-------- Exercise materials
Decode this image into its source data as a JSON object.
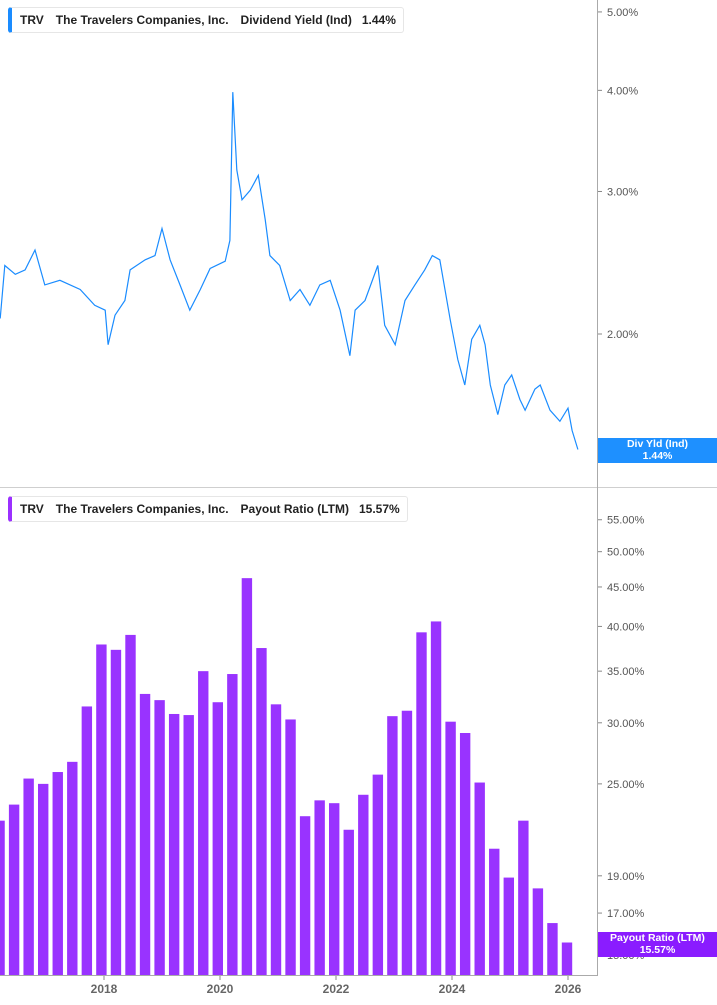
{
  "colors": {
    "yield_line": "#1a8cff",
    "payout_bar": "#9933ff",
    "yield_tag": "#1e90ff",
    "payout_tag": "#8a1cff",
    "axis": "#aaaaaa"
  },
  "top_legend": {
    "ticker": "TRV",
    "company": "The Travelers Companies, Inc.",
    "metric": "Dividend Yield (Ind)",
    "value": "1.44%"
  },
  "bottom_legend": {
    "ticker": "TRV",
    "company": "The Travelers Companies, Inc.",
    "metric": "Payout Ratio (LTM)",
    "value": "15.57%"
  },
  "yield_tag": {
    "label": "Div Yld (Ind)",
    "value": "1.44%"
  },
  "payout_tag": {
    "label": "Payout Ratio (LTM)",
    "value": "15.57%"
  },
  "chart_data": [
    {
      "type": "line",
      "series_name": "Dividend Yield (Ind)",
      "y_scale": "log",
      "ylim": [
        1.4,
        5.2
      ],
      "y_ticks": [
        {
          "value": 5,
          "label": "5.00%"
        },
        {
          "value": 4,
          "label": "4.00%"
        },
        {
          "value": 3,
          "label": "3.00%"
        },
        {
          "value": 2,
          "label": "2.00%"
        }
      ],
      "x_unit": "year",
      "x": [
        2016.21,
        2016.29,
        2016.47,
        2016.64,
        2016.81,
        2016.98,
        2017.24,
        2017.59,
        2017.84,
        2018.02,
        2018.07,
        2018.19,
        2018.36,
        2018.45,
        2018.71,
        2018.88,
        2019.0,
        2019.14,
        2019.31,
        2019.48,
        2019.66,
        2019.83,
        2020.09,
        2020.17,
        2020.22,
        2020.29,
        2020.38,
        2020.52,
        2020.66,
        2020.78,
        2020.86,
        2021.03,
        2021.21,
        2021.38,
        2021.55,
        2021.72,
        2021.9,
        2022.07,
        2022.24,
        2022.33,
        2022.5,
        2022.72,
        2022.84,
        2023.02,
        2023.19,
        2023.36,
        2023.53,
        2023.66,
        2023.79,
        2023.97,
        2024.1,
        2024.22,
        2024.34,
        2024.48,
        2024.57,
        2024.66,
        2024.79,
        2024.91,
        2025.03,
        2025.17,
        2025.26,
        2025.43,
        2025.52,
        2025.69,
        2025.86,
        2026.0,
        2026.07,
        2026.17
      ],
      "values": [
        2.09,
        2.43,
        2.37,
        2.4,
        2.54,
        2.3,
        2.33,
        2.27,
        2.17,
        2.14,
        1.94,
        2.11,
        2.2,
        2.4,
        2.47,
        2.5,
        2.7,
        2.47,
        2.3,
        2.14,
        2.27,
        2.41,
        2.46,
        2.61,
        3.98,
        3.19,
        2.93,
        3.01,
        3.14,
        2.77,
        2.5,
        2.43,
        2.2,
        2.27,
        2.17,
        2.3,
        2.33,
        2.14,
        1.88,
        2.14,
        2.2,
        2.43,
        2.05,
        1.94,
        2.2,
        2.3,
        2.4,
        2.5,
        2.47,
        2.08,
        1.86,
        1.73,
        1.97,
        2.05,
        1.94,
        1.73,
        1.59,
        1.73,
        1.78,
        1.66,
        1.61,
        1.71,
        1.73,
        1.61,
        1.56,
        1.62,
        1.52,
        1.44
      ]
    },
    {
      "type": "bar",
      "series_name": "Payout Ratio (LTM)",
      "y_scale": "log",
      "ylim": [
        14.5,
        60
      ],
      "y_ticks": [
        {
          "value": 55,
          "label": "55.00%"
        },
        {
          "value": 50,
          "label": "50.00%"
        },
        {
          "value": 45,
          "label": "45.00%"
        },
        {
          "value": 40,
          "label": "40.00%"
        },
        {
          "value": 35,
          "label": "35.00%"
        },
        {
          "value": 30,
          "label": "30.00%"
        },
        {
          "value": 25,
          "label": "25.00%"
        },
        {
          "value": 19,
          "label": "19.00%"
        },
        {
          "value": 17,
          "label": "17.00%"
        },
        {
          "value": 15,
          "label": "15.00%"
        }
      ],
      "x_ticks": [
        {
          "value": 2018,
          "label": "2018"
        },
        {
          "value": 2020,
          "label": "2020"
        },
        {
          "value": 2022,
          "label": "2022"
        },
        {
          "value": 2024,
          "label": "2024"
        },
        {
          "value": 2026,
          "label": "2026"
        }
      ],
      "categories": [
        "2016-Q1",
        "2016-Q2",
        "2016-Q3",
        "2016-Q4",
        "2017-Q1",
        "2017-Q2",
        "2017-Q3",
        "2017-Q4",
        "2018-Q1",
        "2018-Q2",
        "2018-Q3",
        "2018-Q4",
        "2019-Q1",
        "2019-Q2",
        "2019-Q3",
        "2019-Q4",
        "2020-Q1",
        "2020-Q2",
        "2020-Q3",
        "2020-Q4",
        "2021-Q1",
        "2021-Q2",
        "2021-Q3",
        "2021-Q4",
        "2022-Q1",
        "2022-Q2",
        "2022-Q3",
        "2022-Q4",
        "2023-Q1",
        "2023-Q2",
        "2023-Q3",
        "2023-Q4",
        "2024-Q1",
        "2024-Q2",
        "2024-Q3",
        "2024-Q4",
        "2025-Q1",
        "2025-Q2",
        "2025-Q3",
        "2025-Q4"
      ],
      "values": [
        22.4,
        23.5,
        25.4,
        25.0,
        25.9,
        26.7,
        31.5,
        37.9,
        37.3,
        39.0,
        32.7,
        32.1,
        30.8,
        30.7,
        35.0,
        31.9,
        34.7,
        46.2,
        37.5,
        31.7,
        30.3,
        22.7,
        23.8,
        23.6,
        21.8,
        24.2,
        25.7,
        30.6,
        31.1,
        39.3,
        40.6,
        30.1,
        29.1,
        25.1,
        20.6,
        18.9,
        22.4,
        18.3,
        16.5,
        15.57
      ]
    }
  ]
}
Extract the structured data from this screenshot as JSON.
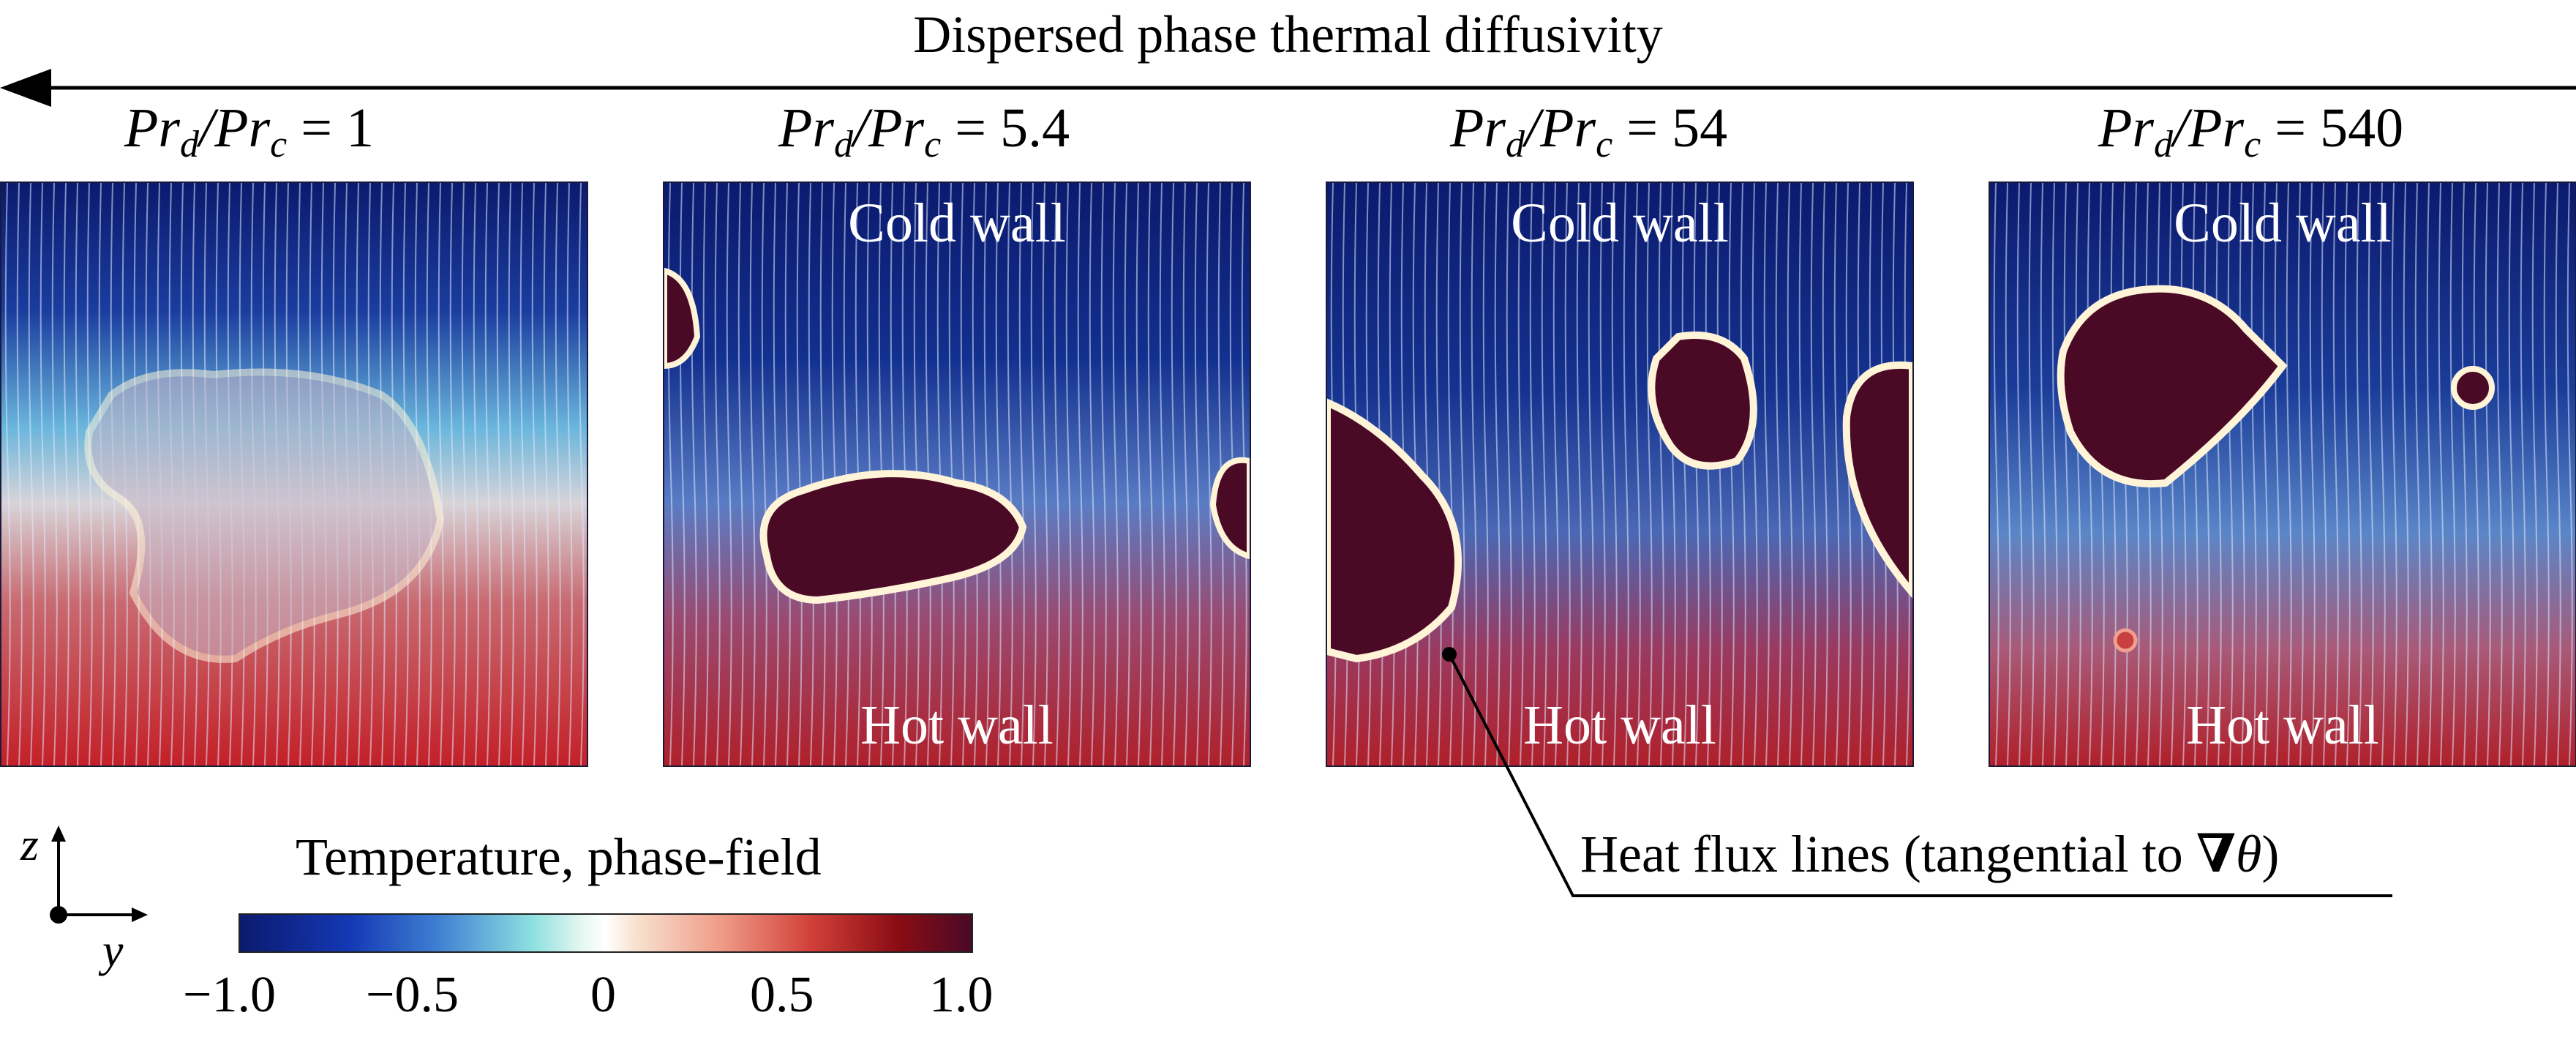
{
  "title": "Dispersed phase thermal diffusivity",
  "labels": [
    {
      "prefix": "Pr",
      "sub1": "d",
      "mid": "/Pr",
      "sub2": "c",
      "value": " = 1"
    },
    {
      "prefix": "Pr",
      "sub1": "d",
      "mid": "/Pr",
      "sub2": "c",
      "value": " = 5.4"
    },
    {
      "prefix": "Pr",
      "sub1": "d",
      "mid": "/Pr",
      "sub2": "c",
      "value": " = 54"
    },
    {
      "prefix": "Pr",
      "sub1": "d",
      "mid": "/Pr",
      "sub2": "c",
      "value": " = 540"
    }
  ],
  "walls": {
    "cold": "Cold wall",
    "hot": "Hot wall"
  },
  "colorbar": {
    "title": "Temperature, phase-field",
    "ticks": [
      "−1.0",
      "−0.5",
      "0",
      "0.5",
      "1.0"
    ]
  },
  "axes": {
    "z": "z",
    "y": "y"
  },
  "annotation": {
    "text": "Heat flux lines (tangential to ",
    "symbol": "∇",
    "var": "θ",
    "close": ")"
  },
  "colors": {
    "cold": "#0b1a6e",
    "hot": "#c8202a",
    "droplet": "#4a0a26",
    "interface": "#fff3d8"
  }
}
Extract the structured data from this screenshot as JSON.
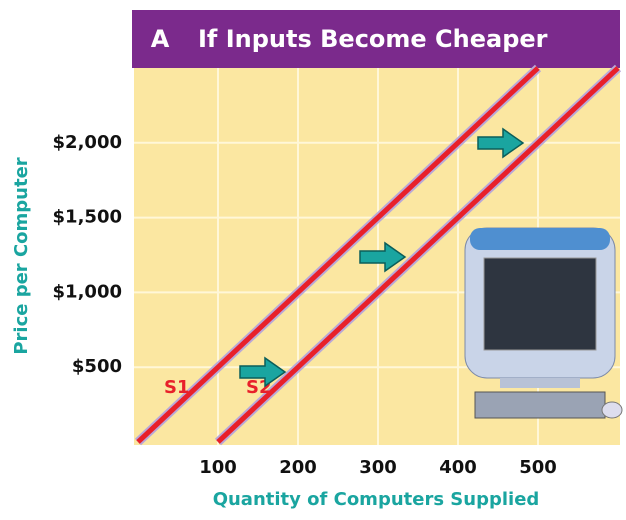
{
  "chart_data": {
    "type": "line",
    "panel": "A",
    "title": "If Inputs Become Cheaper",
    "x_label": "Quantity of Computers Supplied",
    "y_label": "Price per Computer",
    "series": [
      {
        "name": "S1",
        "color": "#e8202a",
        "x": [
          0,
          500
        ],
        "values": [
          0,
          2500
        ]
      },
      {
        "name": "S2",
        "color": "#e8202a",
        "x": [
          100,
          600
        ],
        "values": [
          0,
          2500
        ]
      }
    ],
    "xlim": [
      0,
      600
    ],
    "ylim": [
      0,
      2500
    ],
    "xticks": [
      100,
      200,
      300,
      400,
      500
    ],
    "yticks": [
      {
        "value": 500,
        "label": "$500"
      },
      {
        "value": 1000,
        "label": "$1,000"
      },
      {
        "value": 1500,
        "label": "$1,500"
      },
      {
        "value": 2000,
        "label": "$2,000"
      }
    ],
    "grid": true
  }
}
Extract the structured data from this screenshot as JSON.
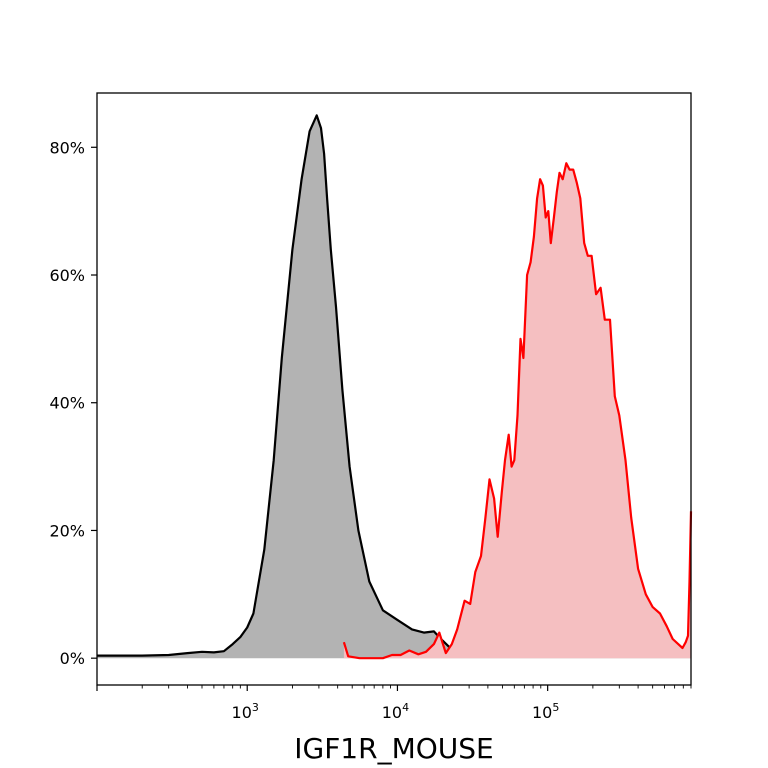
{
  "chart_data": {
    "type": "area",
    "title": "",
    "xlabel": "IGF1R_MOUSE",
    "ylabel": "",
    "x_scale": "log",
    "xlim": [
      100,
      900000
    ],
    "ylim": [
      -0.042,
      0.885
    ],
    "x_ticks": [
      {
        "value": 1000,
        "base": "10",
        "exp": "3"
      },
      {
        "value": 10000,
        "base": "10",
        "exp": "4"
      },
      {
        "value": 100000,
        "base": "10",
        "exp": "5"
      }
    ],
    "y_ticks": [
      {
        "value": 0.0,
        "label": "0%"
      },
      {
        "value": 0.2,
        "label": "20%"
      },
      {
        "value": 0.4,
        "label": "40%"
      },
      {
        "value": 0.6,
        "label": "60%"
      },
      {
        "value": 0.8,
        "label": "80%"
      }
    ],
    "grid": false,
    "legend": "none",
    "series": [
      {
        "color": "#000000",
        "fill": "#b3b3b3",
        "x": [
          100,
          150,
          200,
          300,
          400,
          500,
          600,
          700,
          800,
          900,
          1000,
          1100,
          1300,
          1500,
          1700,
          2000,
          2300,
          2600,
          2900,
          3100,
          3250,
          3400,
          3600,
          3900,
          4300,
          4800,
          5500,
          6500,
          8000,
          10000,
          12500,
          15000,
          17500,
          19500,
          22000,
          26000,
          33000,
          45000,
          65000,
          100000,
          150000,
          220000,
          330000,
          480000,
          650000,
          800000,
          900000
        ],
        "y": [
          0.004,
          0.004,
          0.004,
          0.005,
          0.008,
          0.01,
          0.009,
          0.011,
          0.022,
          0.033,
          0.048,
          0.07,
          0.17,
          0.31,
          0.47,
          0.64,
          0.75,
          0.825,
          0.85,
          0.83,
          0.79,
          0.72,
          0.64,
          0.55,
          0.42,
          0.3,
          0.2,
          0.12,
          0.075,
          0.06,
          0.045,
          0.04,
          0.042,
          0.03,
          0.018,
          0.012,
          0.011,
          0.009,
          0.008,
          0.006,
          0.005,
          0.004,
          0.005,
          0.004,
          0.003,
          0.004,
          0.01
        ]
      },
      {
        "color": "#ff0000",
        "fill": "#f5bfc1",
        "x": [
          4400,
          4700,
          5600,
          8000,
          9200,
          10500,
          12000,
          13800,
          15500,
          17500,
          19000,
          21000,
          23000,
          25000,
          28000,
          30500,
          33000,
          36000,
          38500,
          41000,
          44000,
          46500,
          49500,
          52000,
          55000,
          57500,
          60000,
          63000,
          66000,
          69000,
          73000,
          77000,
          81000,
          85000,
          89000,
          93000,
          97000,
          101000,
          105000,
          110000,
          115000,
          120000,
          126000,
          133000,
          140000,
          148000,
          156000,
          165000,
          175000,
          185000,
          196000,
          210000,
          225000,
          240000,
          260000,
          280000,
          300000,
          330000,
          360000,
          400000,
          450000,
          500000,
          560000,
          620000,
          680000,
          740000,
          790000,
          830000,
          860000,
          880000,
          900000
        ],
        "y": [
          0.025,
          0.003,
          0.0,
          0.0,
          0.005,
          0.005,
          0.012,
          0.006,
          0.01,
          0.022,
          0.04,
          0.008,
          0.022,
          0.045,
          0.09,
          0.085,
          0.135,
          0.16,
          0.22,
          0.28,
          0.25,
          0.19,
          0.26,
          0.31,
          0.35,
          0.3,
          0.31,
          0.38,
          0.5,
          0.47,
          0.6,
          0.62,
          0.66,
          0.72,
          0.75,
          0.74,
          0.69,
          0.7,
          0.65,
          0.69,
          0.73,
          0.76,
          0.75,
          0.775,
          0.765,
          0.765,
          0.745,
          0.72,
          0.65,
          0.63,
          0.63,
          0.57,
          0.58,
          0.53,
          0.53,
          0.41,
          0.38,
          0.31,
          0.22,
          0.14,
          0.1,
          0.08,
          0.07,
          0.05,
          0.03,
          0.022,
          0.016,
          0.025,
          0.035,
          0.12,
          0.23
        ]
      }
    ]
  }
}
----------------
Locate the string "Dividend" in the listing above and copy every line where it occurs.

Solution to the exercise:
    "metric": "Dividend Yield (Ind)",
      "series_name": "Dividend Yield (Ind)",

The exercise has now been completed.